*THE DATA*.
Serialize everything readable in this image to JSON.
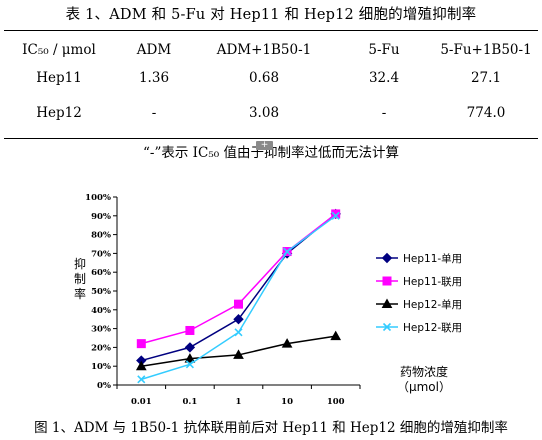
{
  "document": {
    "table_title": "表 1、ADM 和 5-Fu 对 Hep11 和 Hep12 细胞的增殖抑制率",
    "note": "“-”表示 IC₅₀ 值由于抑制率过低而无法计算",
    "figure_caption": "图 1、ADM 与 1B50-1 抗体联用前后对 Hep11 和 Hep12 细胞的增殖抑制率",
    "expand_button": "+"
  },
  "ic50_table": {
    "headers": [
      "IC₅₀ / μmol",
      "ADM",
      "ADM+1B50-1",
      "5-Fu",
      "5-Fu+1B50-1"
    ],
    "rows": [
      [
        "Hep11",
        "1.36",
        "0.68",
        "32.4",
        "27.1"
      ],
      [
        "Hep12",
        "-",
        "3.08",
        "-",
        "774.0"
      ]
    ]
  },
  "chart_data": {
    "type": "line",
    "x_scale": "log",
    "categories": [
      "0.01",
      "0.1",
      "1",
      "10",
      "100"
    ],
    "x": [
      0.01,
      0.1,
      1,
      10,
      100
    ],
    "ylabel": "抑制率",
    "xlabel": "药物浓度（μmol）",
    "ylim": [
      0,
      100
    ],
    "y_ticks": [
      "0%",
      "10%",
      "20%",
      "30%",
      "40%",
      "50%",
      "60%",
      "70%",
      "80%",
      "90%",
      "100%"
    ],
    "legend_position": "right",
    "series": [
      {
        "name": "Hep11-单用",
        "values": [
          13,
          20,
          35,
          70,
          91
        ],
        "color": "#000080",
        "marker": "diamond"
      },
      {
        "name": "Hep11-联用",
        "values": [
          22,
          29,
          43,
          71,
          91
        ],
        "color": "#ff00ff",
        "marker": "square"
      },
      {
        "name": "Hep12-单用",
        "values": [
          10,
          14,
          16,
          22,
          26
        ],
        "color": "#000000",
        "marker": "triangle"
      },
      {
        "name": "Hep12-联用",
        "values": [
          3,
          11,
          28,
          71,
          90
        ],
        "color": "#33ccff",
        "marker": "x"
      }
    ]
  }
}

*WHAT TO DO*. Copy out each line exactly, without the pictures.

*WRITTEN ANSWER*.
Serialize everything readable in this image to JSON.
{
  "document": {
    "table_title": "表 1、ADM 和 5-Fu 对 Hep11 和 Hep12 细胞的增殖抑制率",
    "note": "“-”表示 IC₅₀ 值由于抑制率过低而无法计算",
    "figure_caption": "图 1、ADM 与 1B50-1 抗体联用前后对 Hep11 和 Hep12 细胞的增殖抑制率",
    "expand_button": "+"
  },
  "ic50_table": {
    "headers": [
      "IC₅₀ / μmol",
      "ADM",
      "ADM+1B50-1",
      "5-Fu",
      "5-Fu+1B50-1"
    ],
    "rows": [
      [
        "Hep11",
        "1.36",
        "0.68",
        "32.4",
        "27.1"
      ],
      [
        "Hep12",
        "-",
        "3.08",
        "-",
        "774.0"
      ]
    ]
  },
  "chart_data": {
    "type": "line",
    "x_scale": "log",
    "categories": [
      "0.01",
      "0.1",
      "1",
      "10",
      "100"
    ],
    "x": [
      0.01,
      0.1,
      1,
      10,
      100
    ],
    "ylabel": "抑制率",
    "xlabel": "药物浓度（μmol）",
    "ylim": [
      0,
      100
    ],
    "y_ticks": [
      "0%",
      "10%",
      "20%",
      "30%",
      "40%",
      "50%",
      "60%",
      "70%",
      "80%",
      "90%",
      "100%"
    ],
    "legend_position": "right",
    "series": [
      {
        "name": "Hep11-单用",
        "values": [
          13,
          20,
          35,
          70,
          91
        ],
        "color": "#000080",
        "marker": "diamond"
      },
      {
        "name": "Hep11-联用",
        "values": [
          22,
          29,
          43,
          71,
          91
        ],
        "color": "#ff00ff",
        "marker": "square"
      },
      {
        "name": "Hep12-单用",
        "values": [
          10,
          14,
          16,
          22,
          26
        ],
        "color": "#000000",
        "marker": "triangle"
      },
      {
        "name": "Hep12-联用",
        "values": [
          3,
          11,
          28,
          71,
          90
        ],
        "color": "#33ccff",
        "marker": "x"
      }
    ]
  }
}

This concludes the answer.